Could you extract every entry below and reproduce it exactly?

--- Begin AVAILABLE RECORDS ---

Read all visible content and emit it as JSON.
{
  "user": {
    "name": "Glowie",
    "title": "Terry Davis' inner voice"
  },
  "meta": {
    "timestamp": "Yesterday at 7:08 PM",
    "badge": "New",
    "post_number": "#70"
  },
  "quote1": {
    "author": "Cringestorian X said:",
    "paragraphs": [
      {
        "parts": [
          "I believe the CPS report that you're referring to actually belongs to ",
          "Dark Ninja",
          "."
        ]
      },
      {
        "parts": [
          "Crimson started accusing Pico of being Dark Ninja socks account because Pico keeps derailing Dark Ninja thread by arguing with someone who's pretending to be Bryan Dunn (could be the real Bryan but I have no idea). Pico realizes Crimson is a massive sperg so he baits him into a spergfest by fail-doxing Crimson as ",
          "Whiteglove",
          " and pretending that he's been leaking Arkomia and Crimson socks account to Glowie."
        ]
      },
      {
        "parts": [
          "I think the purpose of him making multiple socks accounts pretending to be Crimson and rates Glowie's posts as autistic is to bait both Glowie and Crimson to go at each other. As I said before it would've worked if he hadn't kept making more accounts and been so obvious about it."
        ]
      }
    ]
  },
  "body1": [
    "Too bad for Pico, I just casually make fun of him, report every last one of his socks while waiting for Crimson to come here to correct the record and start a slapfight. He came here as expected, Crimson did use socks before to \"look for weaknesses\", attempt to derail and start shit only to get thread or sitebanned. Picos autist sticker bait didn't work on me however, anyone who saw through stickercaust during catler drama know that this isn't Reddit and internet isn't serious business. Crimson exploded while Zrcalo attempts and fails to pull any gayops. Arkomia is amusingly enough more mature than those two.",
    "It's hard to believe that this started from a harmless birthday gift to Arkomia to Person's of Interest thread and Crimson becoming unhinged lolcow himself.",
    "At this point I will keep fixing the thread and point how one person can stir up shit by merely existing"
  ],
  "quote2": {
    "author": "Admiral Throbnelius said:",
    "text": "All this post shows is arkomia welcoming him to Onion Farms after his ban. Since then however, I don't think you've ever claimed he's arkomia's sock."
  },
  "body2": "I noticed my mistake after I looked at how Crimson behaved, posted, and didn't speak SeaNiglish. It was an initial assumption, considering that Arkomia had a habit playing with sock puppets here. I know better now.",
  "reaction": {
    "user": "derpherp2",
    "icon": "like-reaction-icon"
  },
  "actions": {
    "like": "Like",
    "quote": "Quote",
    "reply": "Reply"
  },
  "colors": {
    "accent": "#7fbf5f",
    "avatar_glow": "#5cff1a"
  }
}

--- End AVAILABLE RECORDS ---

CORRECT OUTPUT
Read all visible content and emit it as JSON.
{
  "user": {
    "name": "Glowie",
    "title": "Terry Davis' inner voice"
  },
  "meta": {
    "timestamp": "Yesterday at 7:08 PM",
    "badge": "New",
    "post_number": "#70"
  },
  "quote1": {
    "author": "Cringestorian X said:",
    "paragraphs": [
      {
        "parts": [
          "I believe the CPS report that you're referring to actually belongs to ",
          "Dark Ninja",
          "."
        ]
      },
      {
        "parts": [
          "Crimson started accusing Pico of being Dark Ninja socks account because Pico keeps derailing Dark Ninja thread by arguing with someone who's pretending to be Bryan Dunn (could be the real Bryan but I have no idea). Pico realizes Crimson is a massive sperg so he baits him into a spergfest by fail-doxing Crimson as ",
          "Whiteglove",
          " and pretending that he's been leaking Arkomia and Crimson socks account to Glowie."
        ]
      },
      {
        "parts": [
          "I think the purpose of him making multiple socks accounts pretending to be Crimson and rates Glowie's posts as autistic is to bait both Glowie and Crimson to go at each other. As I said before it would've worked if he hadn't kept making more accounts and been so obvious about it."
        ]
      }
    ]
  },
  "body1": [
    "Too bad for Pico, I just casually make fun of him, report every last one of his socks while waiting for Crimson to come here to correct the record and start a slapfight. He came here as expected, Crimson did use socks before to \"look for weaknesses\", attempt to derail and start shit only to get thread or sitebanned. Picos autist sticker bait didn't work on me however, anyone who saw through stickercaust during catler drama know that this isn't Reddit and internet isn't serious business. Crimson exploded while Zrcalo attempts and fails to pull any gayops. Arkomia is amusingly enough more mature than those two.",
    "It's hard to believe that this started from a harmless birthday gift to Arkomia to Person's of Interest thread and Crimson becoming unhinged lolcow himself.",
    "At this point I will keep fixing the thread and point how one person can stir up shit by merely existing"
  ],
  "quote2": {
    "author": "Admiral Throbnelius said:",
    "text": "All this post shows is arkomia welcoming him to Onion Farms after his ban. Since then however, I don't think you've ever claimed he's arkomia's sock."
  },
  "body2": "I noticed my mistake after I looked at how Crimson behaved, posted, and didn't speak SeaNiglish. It was an initial assumption, considering that Arkomia had a habit playing with sock puppets here. I know better now.",
  "reaction": {
    "user": "derpherp2",
    "icon": "like-reaction-icon"
  },
  "actions": {
    "like": "Like",
    "quote": "Quote",
    "reply": "Reply"
  },
  "colors": {
    "accent": "#7fbf5f",
    "avatar_glow": "#5cff1a"
  }
}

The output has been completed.